>> begin DATA LINES
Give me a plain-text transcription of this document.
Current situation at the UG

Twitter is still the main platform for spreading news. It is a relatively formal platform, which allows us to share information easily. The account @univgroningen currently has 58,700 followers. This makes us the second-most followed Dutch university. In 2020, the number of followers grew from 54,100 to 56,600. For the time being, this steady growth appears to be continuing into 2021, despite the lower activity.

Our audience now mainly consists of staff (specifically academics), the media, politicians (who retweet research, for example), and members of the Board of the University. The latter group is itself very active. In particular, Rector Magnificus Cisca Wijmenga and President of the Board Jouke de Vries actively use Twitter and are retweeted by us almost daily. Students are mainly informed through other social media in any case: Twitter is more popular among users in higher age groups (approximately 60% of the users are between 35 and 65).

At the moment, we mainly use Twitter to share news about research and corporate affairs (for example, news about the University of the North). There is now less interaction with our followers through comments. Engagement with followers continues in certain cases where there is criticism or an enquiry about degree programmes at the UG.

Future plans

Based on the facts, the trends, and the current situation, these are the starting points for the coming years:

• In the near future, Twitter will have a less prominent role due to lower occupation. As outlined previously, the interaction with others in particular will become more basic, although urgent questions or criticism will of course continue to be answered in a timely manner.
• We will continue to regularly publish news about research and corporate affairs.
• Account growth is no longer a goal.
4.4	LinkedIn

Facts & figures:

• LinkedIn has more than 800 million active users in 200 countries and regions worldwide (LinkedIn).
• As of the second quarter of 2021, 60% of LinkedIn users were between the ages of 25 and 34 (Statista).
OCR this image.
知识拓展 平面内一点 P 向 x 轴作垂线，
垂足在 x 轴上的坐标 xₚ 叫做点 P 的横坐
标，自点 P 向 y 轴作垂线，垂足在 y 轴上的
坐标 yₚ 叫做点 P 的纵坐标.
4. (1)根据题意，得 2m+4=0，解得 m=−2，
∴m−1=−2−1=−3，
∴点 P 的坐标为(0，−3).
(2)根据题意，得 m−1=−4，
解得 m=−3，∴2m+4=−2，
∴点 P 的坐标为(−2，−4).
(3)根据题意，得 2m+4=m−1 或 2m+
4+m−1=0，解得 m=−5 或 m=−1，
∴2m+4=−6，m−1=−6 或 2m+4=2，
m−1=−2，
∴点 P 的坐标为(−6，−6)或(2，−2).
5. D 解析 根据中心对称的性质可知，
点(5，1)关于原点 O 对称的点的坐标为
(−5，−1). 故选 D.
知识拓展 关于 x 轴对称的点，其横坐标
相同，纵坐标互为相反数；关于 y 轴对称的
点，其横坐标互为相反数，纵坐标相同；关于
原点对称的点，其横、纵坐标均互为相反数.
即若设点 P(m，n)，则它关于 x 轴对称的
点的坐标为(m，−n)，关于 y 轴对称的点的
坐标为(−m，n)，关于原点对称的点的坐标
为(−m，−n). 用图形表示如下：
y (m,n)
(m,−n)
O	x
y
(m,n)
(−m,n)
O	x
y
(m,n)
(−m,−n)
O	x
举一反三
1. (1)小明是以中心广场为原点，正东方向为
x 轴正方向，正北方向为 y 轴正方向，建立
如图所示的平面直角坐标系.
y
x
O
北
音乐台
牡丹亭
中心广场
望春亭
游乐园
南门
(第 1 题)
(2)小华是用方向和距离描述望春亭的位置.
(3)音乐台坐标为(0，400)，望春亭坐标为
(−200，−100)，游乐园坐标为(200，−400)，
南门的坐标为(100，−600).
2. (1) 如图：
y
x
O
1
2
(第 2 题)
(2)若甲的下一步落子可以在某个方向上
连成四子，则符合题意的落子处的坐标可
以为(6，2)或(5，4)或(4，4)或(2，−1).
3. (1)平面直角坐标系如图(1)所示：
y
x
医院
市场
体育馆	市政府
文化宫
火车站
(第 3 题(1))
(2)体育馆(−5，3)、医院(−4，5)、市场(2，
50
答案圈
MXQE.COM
>> end DATA LINES
*INSTRUCTIONS TO FOLLOW*. Copy out every line with the word "about".

*FULL RESPONSE*.
At the moment, we mainly use Twitter to share news about research and corporate affairs (for example, news about the University of the North). There is now less interaction with our followers through comments. Engagement with followers continues in certain cases where there is criticism or an enquiry about degree programmes at the UG.
• We will continue to regularly publish news about research and corporate affairs.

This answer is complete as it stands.